▶ What to produce:
Keep the pictures out of the copy and print all the entries below exactly.

Extracted data entries:
━━━━━━

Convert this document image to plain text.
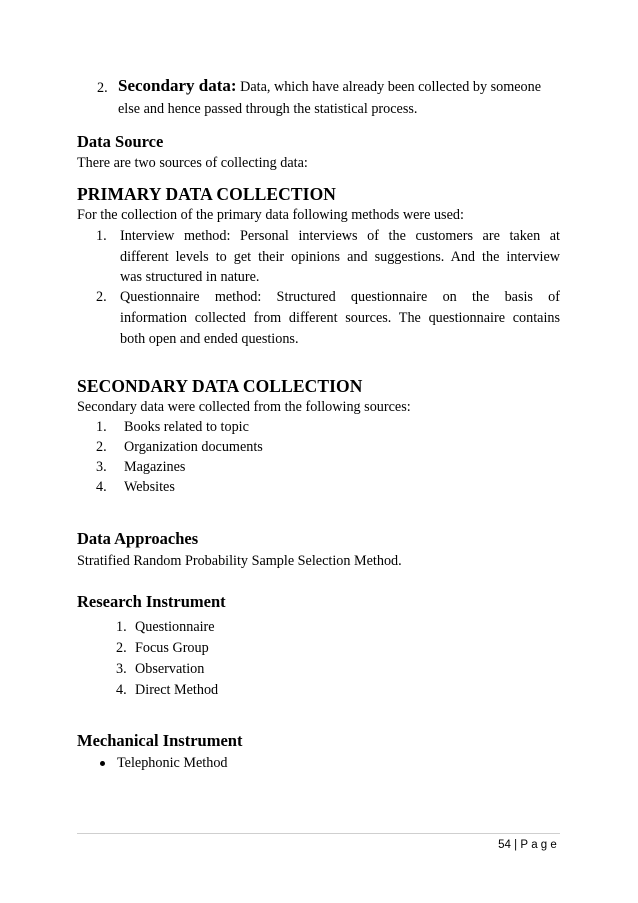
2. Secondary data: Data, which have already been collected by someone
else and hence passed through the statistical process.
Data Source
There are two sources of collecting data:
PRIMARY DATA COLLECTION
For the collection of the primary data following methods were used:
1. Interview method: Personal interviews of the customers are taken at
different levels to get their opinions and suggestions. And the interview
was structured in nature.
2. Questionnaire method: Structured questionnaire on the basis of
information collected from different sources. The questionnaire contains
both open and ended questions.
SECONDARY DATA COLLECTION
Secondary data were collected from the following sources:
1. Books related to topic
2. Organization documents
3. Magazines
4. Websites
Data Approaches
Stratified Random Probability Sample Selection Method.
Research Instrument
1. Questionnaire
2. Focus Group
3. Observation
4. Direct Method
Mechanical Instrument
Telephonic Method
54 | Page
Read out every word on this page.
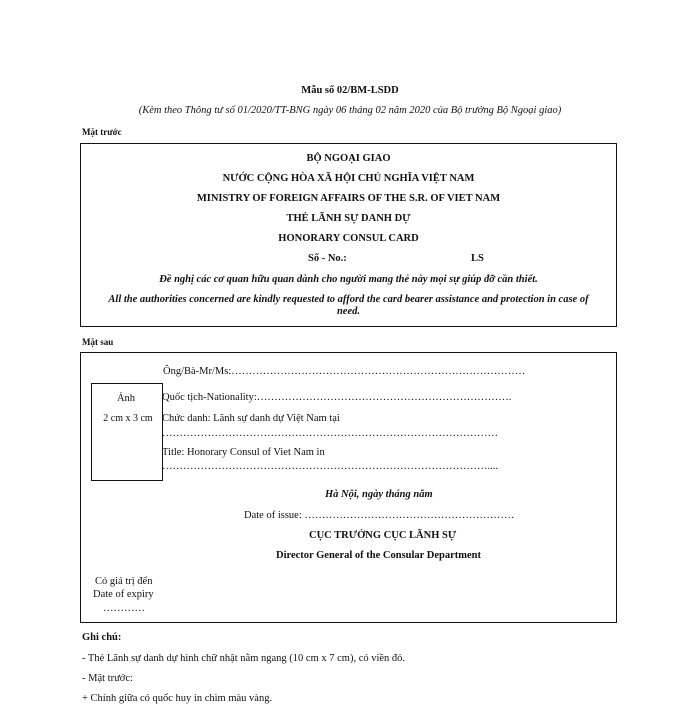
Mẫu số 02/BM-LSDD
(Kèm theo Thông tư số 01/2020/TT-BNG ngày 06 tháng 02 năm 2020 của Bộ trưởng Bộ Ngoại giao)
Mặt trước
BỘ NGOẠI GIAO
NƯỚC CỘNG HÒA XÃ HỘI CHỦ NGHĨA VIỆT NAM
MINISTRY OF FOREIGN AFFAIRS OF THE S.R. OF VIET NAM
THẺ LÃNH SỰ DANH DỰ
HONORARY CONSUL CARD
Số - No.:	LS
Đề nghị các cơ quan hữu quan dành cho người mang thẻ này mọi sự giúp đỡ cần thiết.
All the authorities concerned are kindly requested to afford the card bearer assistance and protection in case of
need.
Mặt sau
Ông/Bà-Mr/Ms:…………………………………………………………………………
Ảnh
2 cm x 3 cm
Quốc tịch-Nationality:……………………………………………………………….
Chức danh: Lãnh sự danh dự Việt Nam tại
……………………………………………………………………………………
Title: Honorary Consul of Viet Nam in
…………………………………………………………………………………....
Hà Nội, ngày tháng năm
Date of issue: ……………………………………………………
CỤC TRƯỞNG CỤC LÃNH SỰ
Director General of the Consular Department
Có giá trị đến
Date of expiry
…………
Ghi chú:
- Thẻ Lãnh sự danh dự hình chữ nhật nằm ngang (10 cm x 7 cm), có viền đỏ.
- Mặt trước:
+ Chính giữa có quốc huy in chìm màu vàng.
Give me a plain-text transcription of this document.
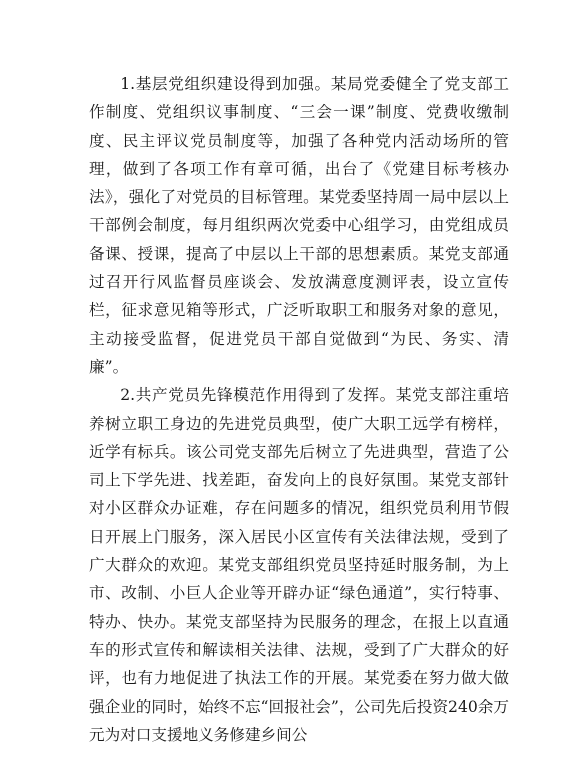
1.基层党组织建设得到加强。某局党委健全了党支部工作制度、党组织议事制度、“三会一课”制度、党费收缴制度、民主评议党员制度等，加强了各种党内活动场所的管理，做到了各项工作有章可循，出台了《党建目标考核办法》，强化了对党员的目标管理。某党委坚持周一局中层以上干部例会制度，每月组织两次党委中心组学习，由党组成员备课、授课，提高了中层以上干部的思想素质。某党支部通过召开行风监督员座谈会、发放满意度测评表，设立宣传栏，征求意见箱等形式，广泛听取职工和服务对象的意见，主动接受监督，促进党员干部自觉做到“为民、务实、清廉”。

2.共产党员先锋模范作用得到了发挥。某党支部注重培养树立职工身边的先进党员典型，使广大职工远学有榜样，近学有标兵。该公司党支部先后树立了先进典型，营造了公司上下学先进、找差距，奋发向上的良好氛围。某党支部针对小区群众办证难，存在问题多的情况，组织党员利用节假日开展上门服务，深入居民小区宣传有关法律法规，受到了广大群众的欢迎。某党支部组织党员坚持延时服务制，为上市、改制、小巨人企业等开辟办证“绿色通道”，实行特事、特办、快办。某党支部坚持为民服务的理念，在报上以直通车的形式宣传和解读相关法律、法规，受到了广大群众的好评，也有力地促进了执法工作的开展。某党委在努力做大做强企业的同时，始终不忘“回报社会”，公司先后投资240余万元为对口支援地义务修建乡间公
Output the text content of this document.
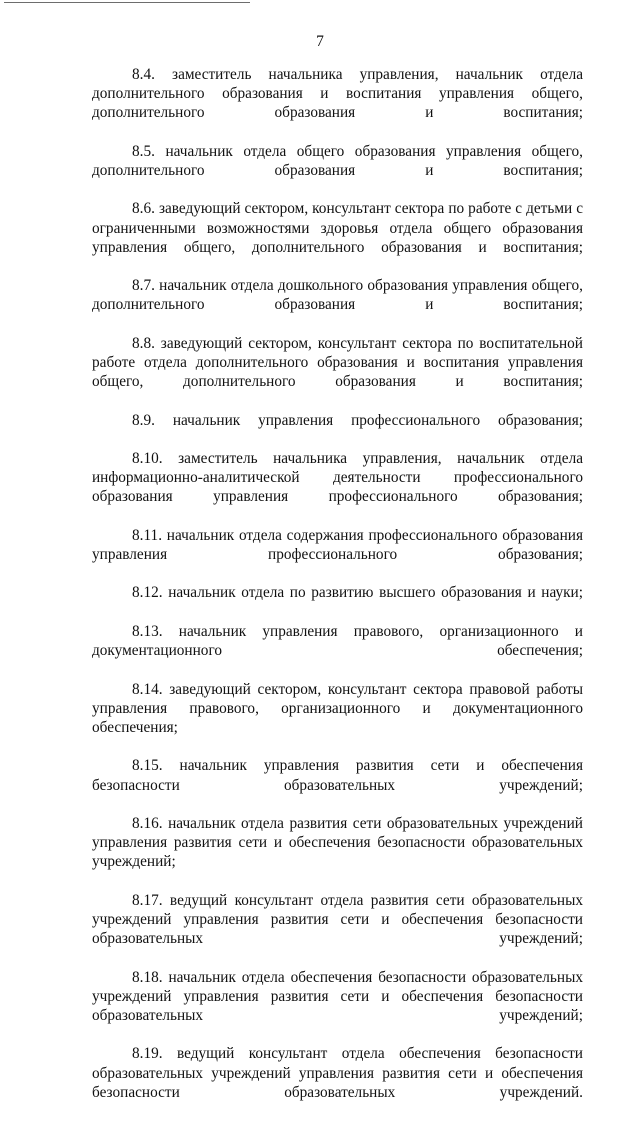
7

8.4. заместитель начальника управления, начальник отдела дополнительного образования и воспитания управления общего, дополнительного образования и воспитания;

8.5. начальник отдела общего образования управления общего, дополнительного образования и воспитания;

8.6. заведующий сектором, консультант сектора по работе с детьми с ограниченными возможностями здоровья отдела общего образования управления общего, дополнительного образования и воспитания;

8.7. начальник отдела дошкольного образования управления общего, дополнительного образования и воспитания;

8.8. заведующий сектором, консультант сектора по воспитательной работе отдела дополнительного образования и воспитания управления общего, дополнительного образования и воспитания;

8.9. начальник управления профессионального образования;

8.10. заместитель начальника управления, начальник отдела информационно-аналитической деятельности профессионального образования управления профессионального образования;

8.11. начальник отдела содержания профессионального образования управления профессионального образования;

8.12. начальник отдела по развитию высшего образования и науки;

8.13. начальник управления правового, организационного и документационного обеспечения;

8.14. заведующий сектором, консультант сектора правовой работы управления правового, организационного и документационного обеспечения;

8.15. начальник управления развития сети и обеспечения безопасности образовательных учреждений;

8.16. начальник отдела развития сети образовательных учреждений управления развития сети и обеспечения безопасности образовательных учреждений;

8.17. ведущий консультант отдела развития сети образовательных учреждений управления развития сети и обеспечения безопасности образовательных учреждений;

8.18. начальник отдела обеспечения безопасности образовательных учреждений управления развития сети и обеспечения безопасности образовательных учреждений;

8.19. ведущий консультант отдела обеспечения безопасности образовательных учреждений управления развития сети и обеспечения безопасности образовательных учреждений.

━━━━━━

▶ Expected output:
Convert this document image to plain text.
2. Secondary data: Data, which have already been collected by someone
else and hence passed through the statistical process.
Data Source
There are two sources of collecting data:
PRIMARY DATA COLLECTION
For the collection of the primary data following methods were used:
1. Interview method: Personal interviews of the customers are taken at
different levels to get their opinions and suggestions. And the interview
was structured in nature.
2. Questionnaire method: Structured questionnaire on the basis of
information collected from different sources. The questionnaire contains
both open and ended questions.
SECONDARY DATA COLLECTION
Secondary data were collected from the following sources:
1. Books related to topic
2. Organization documents
3. Magazines
4. Websites
Data Approaches
Stratified Random Probability Sample Selection Method.
Research Instrument
1. Questionnaire
2. Focus Group
3. Observation
4. Direct Method
Mechanical Instrument
Telephonic Method
54 | Page
Read out every word on this page.
Mẫu số 02/BM-LSDD
(Kèm theo Thông tư số 01/2020/TT-BNG ngày 06 tháng 02 năm 2020 của Bộ trưởng Bộ Ngoại giao)
Mặt trước
BỘ NGOẠI GIAO
NƯỚC CỘNG HÒA XÃ HỘI CHỦ NGHĨA VIỆT NAM
MINISTRY OF FOREIGN AFFAIRS OF THE S.R. OF VIET NAM
THẺ LÃNH SỰ DANH DỰ
HONORARY CONSUL CARD
Số - No.:	LS
Đề nghị các cơ quan hữu quan dành cho người mang thẻ này mọi sự giúp đỡ cần thiết.
All the authorities concerned are kindly requested to afford the card bearer assistance and protection in case of
need.
Mặt sau
Ông/Bà-Mr/Ms:…………………………………………………………………………
Ảnh
2 cm x 3 cm
Quốc tịch-Nationality:……………………………………………………………….
Chức danh: Lãnh sự danh dự Việt Nam tại
……………………………………………………………………………………
Title: Honorary Consul of Viet Nam in
…………………………………………………………………………………....
Hà Nội, ngày tháng năm
Date of issue: ……………………………………………………
CỤC TRƯỞNG CỤC LÃNH SỰ
Director General of the Consular Department
Có giá trị đến
Date of expiry
…………
Ghi chú:
- Thẻ Lãnh sự danh dự hình chữ nhật nằm ngang (10 cm x 7 cm), có viền đỏ.
- Mặt trước:
+ Chính giữa có quốc huy in chìm màu vàng.
Give me a plain-text transcription of this document.
1.基层党组织建设得到加强。某局党委健全了党支部工作制度、党组织议事制度、“三会一课”制度、党费收缴制度、民主评议党员制度等，加强了各种党内活动场所的管理，做到了各项工作有章可循，出台了《党建目标考核办法》，强化了对党员的目标管理。某党委坚持周一局中层以上干部例会制度，每月组织两次党委中心组学习，由党组成员备课、授课，提高了中层以上干部的思想素质。某党支部通过召开行风监督员座谈会、发放满意度测评表，设立宣传栏，征求意见箱等形式，广泛听取职工和服务对象的意见，主动接受监督，促进党员干部自觉做到“为民、务实、清廉”。

2.共产党员先锋模范作用得到了发挥。某党支部注重培养树立职工身边的先进党员典型，使广大职工远学有榜样，近学有标兵。该公司党支部先后树立了先进典型，营造了公司上下学先进、找差距，奋发向上的良好氛围。某党支部针对小区群众办证难，存在问题多的情况，组织党员利用节假日开展上门服务，深入居民小区宣传有关法律法规，受到了广大群众的欢迎。某党支部组织党员坚持延时服务制，为上市、改制、小巨人企业等开辟办证“绿色通道”，实行特事、特办、快办。某党支部坚持为民服务的理念，在报上以直通车的形式宣传和解读相关法律、法规，受到了广大群众的好评，也有力地促进了执法工作的开展。某党委在努力做大做强企业的同时，始终不忘“回报社会”，公司先后投资240余万元为对口支援地义务修建乡间公
Output the text content of this document.
7

8.4. заместитель начальника управления, начальник отдела дополнительного образования и воспитания управления общего, дополнительного образования и воспитания;

8.5. начальник отдела общего образования управления общего, дополнительного образования и воспитания;

8.6. заведующий сектором, консультант сектора по работе с детьми с ограниченными возможностями здоровья отдела общего образования управления общего, дополнительного образования и воспитания;

8.7. начальник отдела дошкольного образования управления общего, дополнительного образования и воспитания;

8.8. заведующий сектором, консультант сектора по воспитательной работе отдела дополнительного образования и воспитания управления общего, дополнительного образования и воспитания;

8.9. начальник управления профессионального образования;

8.10. заместитель начальника управления, начальник отдела информационно-аналитической деятельности профессионального образования управления профессионального образования;

8.11. начальник отдела содержания профессионального образования управления профессионального образования;

8.12. начальник отдела по развитию высшего образования и науки;

8.13. начальник управления правового, организационного и документационного обеспечения;

8.14. заведующий сектором, консультант сектора правовой работы управления правового, организационного и документационного обеспечения;

8.15. начальник управления развития сети и обеспечения безопасности образовательных учреждений;

8.16. начальник отдела развития сети образовательных учреждений управления развития сети и обеспечения безопасности образовательных учреждений;

8.17. ведущий консультант отдела развития сети образовательных учреждений управления развития сети и обеспечения безопасности образовательных учреждений;

8.18. начальник отдела обеспечения безопасности образовательных учреждений управления развития сети и обеспечения безопасности образовательных учреждений;

8.19. ведущий консультант отдела обеспечения безопасности образовательных учреждений управления развития сети и обеспечения безопасности образовательных учреждений.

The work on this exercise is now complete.